[START Source records]

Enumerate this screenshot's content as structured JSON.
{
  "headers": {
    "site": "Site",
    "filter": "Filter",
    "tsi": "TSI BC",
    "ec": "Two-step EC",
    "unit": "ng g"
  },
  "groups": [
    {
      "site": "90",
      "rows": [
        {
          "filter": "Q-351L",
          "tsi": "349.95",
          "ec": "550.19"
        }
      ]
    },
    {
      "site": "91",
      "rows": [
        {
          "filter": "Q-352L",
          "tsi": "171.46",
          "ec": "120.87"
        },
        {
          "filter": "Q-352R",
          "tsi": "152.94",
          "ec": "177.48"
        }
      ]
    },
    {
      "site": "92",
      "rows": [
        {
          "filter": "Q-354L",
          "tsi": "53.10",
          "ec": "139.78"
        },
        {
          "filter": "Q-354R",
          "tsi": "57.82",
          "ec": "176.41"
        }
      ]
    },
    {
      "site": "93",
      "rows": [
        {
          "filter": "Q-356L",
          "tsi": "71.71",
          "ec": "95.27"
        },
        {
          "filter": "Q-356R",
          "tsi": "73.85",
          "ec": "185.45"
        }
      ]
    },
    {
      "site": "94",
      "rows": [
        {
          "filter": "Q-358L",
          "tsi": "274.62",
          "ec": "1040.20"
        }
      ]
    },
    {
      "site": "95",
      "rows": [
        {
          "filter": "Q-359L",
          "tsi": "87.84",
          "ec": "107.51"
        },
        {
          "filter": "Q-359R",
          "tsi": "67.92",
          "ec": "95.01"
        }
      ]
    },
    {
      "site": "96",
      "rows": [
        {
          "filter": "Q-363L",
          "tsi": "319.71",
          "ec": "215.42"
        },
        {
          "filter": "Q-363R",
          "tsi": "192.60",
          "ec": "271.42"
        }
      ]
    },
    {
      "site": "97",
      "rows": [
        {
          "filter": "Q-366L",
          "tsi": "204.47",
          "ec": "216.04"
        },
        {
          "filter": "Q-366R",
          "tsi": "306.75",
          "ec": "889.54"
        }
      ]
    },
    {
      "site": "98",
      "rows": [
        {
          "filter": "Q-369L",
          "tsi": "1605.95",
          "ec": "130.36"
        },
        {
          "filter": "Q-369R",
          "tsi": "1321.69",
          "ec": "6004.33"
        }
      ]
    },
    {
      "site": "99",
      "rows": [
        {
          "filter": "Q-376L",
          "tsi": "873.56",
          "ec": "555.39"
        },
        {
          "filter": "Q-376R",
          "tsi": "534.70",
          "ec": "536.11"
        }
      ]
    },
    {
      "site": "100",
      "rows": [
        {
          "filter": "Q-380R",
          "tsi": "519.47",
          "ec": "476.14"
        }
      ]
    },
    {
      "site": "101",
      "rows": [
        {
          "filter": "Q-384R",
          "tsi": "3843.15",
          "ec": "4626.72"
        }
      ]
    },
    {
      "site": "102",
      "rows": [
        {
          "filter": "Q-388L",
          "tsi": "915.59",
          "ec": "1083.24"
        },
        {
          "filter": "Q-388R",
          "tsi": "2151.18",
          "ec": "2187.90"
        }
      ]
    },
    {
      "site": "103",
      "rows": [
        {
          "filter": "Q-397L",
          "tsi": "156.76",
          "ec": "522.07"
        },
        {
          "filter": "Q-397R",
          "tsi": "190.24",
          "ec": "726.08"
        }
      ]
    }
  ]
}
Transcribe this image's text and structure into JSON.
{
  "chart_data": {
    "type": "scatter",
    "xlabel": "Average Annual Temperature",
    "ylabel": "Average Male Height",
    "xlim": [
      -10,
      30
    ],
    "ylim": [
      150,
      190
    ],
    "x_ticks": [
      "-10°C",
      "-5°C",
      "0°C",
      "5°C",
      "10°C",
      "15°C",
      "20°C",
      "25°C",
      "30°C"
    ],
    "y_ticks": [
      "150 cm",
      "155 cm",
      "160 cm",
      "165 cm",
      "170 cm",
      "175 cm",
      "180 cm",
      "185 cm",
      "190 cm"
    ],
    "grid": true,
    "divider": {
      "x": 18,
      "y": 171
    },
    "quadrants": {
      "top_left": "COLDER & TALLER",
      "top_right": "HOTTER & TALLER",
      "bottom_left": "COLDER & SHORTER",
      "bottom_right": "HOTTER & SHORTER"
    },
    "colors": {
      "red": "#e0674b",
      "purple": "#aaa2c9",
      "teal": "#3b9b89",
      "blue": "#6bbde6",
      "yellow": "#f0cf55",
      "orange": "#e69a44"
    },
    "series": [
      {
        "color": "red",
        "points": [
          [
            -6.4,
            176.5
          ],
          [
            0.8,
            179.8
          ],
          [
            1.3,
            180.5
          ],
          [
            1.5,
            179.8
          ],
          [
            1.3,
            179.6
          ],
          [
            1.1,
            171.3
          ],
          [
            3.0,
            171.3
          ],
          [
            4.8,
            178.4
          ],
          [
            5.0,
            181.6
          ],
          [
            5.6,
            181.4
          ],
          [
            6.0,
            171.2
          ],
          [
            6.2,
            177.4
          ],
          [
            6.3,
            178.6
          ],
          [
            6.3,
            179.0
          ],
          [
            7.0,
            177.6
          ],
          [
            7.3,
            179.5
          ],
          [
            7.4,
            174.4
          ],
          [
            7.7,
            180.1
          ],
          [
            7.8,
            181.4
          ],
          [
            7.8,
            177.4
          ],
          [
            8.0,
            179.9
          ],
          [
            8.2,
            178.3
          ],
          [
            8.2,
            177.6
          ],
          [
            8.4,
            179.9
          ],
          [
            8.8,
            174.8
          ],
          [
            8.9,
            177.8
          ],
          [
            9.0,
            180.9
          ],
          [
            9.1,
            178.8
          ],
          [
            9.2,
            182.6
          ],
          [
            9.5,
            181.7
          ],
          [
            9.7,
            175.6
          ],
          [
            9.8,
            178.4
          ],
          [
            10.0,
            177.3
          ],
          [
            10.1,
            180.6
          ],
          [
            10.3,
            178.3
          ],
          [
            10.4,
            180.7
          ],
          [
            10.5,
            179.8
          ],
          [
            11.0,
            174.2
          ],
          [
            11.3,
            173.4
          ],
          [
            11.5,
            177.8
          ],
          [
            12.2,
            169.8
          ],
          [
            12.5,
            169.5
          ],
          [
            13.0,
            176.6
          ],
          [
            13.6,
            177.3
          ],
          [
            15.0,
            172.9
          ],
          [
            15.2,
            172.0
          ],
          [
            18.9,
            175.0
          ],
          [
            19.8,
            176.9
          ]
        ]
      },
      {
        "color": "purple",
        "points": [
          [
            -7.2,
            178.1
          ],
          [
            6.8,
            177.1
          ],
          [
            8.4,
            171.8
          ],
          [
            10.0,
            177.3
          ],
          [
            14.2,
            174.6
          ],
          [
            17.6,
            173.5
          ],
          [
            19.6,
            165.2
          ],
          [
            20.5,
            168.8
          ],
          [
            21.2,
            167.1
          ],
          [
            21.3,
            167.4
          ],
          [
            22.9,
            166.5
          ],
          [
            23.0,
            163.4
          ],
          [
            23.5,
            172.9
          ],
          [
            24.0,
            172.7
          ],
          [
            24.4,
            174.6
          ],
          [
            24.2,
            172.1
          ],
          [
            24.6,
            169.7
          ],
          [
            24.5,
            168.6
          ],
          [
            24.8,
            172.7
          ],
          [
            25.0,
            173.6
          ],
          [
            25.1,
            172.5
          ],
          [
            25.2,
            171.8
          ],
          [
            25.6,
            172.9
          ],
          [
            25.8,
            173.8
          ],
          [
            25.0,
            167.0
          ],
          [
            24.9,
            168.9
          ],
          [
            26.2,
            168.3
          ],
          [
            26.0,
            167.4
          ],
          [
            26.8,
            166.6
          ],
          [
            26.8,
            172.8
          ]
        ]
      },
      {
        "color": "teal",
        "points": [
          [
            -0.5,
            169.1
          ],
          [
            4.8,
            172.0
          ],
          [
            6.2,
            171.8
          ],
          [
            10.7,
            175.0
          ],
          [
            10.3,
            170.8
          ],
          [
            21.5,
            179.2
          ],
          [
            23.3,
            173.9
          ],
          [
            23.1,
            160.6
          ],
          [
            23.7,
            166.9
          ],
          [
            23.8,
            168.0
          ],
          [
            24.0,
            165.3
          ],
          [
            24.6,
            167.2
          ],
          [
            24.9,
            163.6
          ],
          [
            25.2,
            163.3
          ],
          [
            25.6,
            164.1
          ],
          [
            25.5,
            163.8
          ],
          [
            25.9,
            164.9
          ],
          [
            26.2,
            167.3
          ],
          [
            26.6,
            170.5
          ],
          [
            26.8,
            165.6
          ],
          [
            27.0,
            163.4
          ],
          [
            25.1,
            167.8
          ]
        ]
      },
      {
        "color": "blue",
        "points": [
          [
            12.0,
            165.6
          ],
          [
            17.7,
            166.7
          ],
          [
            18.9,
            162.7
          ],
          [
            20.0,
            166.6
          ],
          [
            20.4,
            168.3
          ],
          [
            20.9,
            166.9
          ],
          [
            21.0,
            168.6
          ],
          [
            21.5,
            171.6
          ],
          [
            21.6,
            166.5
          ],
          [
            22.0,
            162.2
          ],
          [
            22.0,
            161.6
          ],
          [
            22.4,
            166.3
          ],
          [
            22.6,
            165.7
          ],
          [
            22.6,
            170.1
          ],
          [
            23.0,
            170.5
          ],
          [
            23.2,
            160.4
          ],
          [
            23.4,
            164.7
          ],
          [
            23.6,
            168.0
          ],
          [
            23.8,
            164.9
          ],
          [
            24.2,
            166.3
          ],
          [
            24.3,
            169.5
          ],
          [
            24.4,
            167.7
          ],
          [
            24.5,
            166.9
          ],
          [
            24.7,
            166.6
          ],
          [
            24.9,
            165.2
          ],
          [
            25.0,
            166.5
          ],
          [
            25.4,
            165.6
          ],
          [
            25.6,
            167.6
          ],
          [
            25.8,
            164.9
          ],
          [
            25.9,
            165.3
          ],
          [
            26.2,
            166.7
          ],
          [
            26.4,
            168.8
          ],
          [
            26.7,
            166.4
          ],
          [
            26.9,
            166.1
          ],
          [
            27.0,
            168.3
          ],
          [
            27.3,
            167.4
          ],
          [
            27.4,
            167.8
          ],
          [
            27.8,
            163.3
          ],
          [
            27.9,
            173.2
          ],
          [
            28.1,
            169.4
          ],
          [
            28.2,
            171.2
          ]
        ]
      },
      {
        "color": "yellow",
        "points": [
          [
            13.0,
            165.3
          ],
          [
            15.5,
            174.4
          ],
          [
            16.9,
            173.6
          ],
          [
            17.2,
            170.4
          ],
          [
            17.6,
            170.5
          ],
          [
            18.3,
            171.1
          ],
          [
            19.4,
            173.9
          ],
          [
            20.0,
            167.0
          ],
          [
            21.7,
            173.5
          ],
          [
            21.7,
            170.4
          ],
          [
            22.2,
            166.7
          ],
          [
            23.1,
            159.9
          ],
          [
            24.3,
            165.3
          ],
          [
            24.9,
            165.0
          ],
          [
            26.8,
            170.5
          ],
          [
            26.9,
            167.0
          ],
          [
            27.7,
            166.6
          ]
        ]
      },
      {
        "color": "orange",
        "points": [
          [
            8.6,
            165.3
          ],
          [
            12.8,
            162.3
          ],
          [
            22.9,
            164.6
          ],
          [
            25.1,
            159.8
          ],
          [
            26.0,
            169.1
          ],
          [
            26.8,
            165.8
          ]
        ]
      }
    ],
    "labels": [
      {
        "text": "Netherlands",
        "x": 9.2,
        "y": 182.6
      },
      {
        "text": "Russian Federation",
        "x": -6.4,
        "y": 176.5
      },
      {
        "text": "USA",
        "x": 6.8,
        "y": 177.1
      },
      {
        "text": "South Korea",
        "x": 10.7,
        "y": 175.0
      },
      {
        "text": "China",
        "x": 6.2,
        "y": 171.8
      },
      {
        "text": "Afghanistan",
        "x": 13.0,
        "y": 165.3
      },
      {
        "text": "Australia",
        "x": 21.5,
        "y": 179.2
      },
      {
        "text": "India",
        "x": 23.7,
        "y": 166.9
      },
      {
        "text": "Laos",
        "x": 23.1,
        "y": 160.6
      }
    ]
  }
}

[END Source records]

## Problem statement:
Report all lines of the material that contain the word "text".

## Response to this exercise:
Transcribe this image's text and structure into JSON.
        "text": "Netherlands",
        "text": "Russian Federation",
        "text": "USA",
        "text": "South Korea",
        "text": "China",
        "text": "Afghanistan",
        "text": "Australia",
        "text": "India",
        "text": "Laos",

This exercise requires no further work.